• [Data lines]:

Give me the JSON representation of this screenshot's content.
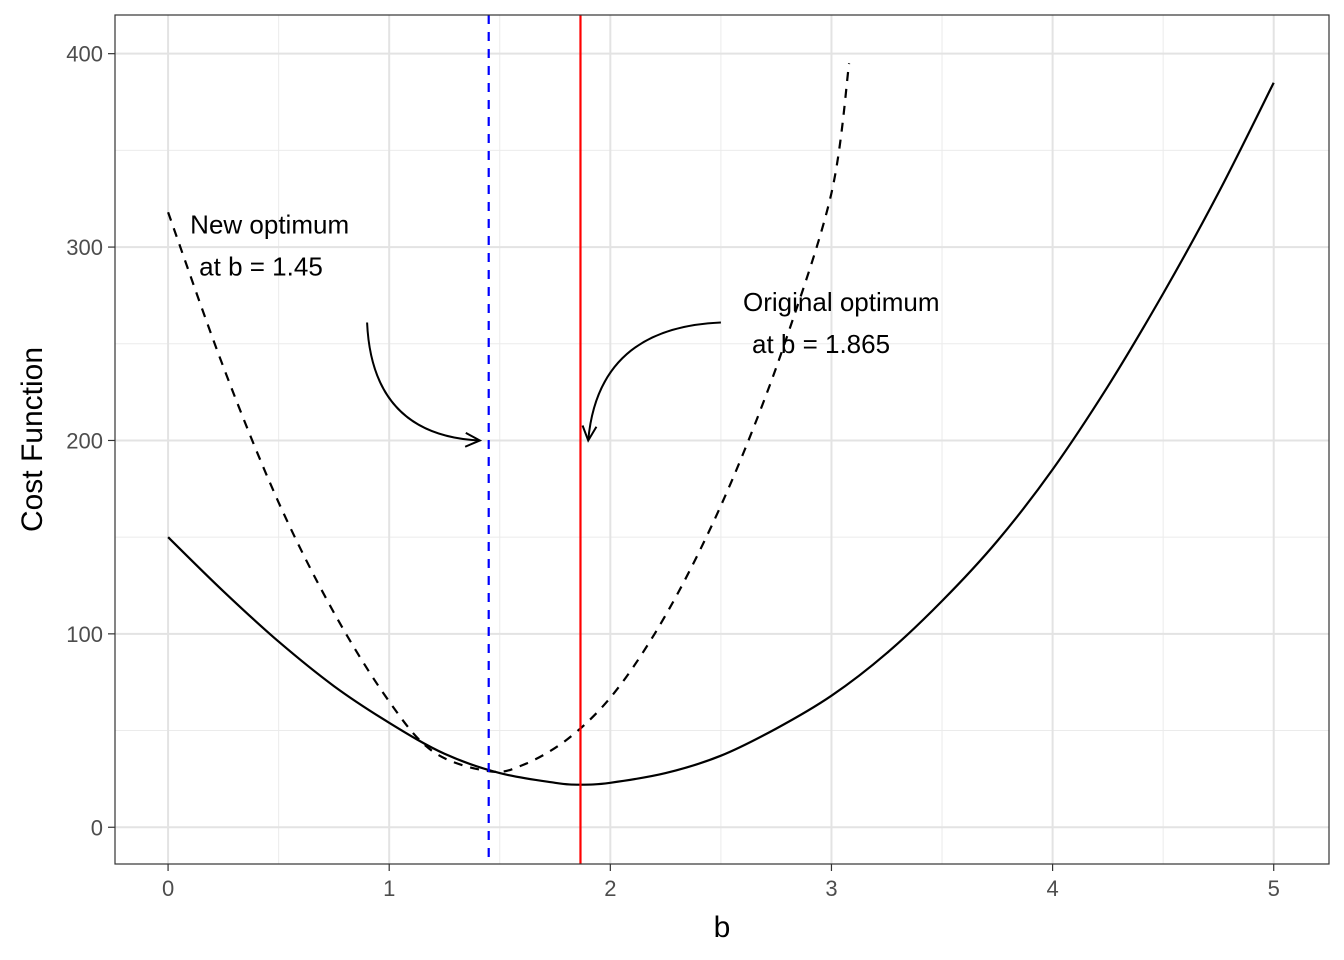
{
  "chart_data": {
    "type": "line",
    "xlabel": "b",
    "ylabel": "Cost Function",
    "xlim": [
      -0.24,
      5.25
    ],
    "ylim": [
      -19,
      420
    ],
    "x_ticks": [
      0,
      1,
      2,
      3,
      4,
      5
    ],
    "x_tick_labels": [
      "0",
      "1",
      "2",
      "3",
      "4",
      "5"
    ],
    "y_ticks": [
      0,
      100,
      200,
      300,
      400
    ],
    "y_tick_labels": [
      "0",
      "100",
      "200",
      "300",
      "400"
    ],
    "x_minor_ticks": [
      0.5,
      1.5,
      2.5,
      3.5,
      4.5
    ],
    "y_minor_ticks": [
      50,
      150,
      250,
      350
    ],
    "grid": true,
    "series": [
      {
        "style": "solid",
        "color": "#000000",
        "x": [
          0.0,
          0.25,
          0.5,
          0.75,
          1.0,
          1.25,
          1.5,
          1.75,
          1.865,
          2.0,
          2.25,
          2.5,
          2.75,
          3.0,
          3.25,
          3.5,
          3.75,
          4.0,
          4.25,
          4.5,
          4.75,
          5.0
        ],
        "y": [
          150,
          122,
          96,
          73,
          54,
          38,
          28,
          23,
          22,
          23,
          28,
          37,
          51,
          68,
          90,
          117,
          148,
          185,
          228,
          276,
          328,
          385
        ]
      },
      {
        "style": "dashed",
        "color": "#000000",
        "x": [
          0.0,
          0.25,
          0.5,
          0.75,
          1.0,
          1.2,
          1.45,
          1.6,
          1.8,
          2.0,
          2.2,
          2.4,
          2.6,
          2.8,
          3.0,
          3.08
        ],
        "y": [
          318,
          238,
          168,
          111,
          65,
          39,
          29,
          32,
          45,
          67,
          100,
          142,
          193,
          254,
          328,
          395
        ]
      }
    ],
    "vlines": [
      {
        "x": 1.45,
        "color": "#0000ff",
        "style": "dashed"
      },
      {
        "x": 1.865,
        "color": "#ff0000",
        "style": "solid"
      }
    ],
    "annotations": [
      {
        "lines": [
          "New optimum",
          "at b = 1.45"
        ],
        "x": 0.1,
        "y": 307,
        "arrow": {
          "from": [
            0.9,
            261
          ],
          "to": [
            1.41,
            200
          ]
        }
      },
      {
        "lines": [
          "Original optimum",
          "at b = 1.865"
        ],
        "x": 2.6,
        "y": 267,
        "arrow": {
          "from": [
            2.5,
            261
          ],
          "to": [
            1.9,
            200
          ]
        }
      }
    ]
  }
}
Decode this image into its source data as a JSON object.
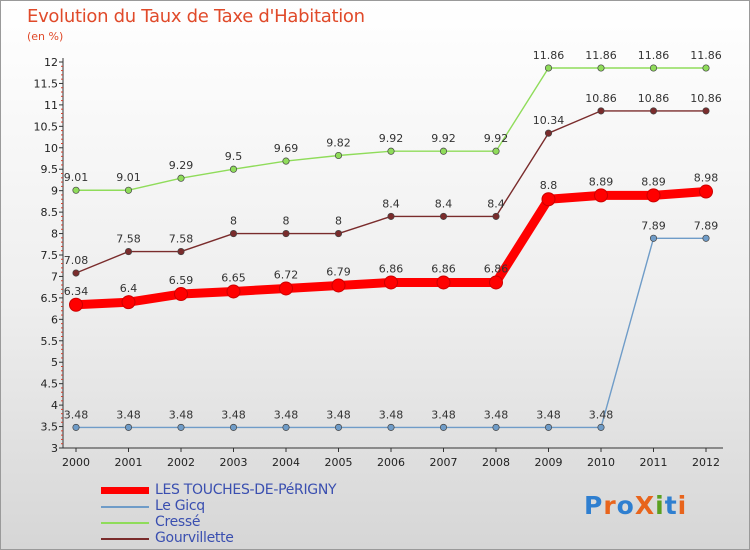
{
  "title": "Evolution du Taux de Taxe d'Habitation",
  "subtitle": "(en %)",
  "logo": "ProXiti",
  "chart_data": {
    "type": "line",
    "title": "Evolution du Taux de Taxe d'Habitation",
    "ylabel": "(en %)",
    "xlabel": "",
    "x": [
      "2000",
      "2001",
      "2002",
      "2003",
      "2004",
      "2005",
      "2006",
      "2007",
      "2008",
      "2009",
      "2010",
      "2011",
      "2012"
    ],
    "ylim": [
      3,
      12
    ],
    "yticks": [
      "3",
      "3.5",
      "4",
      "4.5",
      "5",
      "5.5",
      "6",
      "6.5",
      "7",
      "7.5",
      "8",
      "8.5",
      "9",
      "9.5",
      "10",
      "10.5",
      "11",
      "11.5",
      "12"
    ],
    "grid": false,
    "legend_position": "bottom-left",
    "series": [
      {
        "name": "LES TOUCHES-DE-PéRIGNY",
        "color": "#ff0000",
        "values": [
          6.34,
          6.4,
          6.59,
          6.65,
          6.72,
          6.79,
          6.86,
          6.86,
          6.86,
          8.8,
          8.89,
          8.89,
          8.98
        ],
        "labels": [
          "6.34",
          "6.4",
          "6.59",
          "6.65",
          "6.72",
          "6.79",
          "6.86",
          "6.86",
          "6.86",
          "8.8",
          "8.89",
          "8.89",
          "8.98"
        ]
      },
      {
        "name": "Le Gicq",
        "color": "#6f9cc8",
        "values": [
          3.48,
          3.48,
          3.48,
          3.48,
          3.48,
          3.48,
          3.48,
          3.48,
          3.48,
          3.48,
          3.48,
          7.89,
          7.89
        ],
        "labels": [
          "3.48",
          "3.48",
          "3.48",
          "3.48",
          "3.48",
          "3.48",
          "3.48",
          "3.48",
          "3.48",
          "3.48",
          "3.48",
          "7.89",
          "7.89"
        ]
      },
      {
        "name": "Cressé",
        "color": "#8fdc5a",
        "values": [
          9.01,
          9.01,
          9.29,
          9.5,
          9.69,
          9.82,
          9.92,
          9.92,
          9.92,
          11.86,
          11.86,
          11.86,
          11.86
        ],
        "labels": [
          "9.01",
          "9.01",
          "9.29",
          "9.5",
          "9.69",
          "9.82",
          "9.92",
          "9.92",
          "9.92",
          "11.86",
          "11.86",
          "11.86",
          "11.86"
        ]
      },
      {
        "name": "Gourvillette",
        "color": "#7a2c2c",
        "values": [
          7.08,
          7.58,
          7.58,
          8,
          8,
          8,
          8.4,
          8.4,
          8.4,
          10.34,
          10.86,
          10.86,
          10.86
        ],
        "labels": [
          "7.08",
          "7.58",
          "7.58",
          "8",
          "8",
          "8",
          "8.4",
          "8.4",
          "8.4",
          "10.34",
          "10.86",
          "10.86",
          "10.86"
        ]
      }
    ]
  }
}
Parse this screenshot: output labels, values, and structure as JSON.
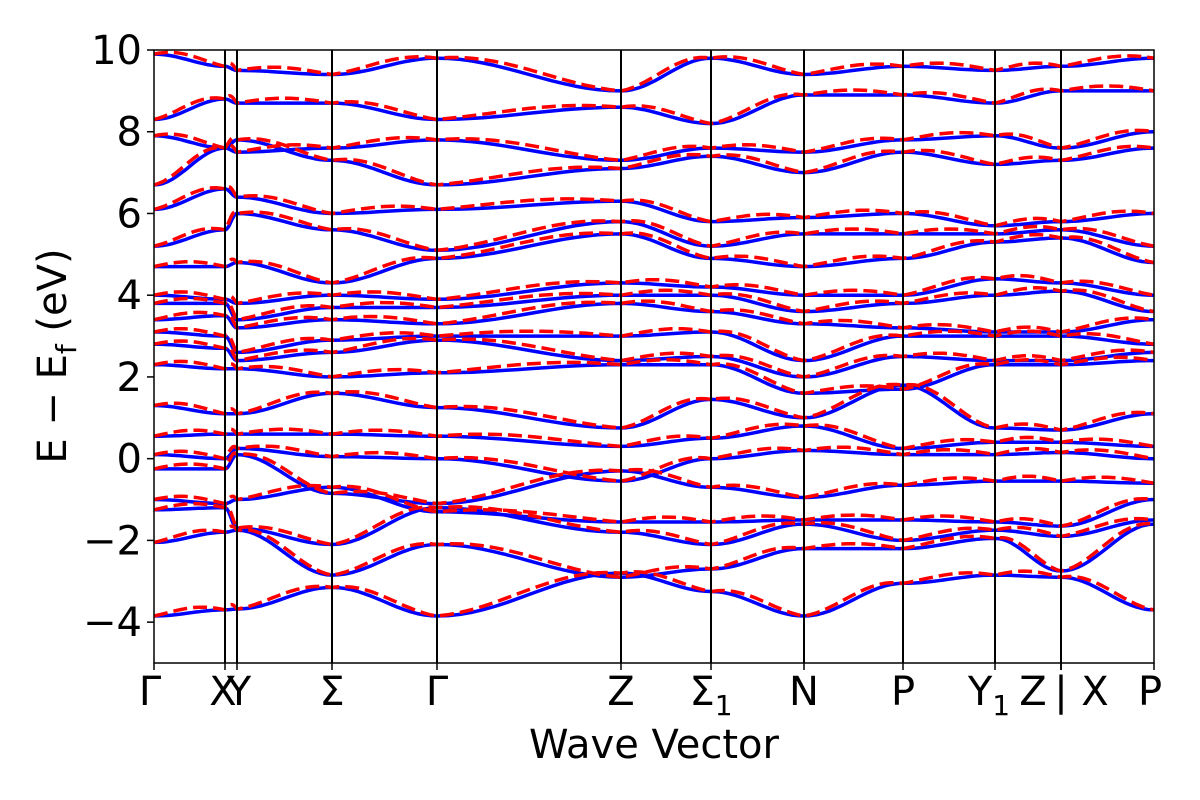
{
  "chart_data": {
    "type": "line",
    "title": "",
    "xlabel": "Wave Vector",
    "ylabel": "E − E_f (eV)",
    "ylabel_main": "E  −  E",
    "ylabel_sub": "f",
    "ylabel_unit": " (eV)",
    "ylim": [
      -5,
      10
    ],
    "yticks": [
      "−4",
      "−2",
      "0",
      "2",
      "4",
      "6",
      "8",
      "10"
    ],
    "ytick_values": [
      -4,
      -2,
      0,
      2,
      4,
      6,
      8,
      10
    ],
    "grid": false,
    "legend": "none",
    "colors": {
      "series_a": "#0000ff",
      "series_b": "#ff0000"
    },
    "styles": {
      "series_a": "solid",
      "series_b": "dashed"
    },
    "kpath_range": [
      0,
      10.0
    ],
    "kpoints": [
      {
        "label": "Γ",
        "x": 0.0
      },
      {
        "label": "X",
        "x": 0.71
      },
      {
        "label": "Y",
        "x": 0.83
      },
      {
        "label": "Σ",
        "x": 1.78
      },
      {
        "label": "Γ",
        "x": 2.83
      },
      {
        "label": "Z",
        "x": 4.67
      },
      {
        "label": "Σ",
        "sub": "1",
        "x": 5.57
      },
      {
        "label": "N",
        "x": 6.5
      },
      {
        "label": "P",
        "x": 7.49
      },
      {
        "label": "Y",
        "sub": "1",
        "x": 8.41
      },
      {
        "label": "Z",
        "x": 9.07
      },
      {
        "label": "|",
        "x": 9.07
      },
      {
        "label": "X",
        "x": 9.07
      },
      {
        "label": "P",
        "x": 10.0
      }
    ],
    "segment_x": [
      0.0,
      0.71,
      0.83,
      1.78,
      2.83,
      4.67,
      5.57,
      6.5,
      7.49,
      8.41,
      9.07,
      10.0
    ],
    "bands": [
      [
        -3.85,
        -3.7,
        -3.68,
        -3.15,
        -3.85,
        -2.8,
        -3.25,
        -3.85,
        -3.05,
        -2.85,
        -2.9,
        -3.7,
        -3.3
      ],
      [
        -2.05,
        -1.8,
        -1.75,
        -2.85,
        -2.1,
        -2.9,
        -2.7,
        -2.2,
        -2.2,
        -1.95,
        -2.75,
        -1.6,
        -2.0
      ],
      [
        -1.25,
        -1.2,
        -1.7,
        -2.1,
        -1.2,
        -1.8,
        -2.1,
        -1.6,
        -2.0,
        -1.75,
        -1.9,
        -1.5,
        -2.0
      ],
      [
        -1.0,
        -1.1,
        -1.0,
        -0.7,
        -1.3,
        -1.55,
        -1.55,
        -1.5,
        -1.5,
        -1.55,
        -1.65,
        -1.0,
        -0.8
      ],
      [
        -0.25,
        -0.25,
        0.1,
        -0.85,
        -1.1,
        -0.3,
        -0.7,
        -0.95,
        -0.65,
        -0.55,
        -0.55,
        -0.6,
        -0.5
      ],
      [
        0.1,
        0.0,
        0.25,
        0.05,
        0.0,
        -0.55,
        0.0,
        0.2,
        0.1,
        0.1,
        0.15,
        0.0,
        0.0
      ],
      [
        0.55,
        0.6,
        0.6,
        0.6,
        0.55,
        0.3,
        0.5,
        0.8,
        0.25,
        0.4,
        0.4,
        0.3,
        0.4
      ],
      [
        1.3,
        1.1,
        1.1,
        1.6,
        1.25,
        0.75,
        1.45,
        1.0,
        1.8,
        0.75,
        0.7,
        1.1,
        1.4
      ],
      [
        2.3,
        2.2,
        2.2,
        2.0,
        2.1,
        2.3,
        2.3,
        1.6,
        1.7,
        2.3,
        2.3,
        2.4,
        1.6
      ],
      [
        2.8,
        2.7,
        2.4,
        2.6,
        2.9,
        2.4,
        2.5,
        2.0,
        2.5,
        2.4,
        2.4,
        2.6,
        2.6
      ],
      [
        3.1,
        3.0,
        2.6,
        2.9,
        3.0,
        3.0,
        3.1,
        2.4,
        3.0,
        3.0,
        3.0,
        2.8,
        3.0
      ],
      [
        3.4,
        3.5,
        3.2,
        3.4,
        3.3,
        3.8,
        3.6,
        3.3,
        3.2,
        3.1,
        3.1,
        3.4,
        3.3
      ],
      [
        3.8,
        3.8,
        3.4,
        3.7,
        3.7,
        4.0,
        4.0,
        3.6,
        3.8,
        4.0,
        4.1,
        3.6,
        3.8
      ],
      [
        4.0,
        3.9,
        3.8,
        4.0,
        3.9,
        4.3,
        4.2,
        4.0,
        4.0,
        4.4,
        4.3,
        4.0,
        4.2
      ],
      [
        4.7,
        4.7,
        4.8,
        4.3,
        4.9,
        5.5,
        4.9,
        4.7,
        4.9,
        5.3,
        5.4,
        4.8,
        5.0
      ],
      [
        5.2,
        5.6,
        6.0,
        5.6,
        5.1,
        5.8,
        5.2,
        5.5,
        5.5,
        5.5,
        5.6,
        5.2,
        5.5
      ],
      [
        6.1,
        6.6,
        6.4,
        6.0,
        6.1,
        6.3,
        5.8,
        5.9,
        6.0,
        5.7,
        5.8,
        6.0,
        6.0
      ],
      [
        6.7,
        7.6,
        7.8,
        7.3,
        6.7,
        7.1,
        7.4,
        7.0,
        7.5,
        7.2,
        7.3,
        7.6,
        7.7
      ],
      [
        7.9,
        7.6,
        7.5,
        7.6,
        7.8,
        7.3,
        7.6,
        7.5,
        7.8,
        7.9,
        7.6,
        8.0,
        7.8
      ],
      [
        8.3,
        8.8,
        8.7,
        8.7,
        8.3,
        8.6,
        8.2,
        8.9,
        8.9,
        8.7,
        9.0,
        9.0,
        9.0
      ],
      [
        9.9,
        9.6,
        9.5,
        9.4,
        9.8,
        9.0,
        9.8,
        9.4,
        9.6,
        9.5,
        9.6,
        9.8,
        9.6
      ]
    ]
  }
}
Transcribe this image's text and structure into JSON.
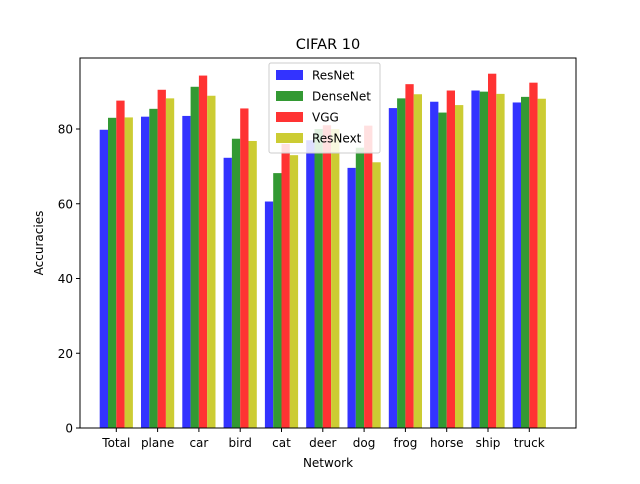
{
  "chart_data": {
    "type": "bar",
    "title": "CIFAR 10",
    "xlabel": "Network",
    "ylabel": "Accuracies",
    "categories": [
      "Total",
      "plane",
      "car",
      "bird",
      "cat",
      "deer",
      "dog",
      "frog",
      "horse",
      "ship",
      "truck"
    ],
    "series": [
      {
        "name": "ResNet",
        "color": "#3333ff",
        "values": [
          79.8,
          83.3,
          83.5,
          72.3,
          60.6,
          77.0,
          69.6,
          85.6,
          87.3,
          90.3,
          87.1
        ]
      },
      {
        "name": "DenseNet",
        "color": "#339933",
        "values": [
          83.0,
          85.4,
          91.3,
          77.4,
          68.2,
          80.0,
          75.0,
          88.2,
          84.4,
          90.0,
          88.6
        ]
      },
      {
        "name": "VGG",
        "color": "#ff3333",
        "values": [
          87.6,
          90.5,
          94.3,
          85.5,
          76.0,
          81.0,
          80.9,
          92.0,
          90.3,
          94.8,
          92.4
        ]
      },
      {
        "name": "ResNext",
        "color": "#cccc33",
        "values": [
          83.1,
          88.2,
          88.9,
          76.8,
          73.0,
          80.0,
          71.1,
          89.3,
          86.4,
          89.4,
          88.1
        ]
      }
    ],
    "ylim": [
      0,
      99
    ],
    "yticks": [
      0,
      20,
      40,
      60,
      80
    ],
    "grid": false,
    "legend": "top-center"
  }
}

• [Exercise requirements]: Find "name". Copy every line it occurs in.

• [Solution to this problem]:
        "name": "LES TOUCHES-DE-PéRIGNY",
        "name": "Le Gicq",
        "name": "Cressé",
        "name": "Gourvillette",
        "name": "ResNet",
        "name": "DenseNet",
        "name": "VGG",
        "name": "ResNext",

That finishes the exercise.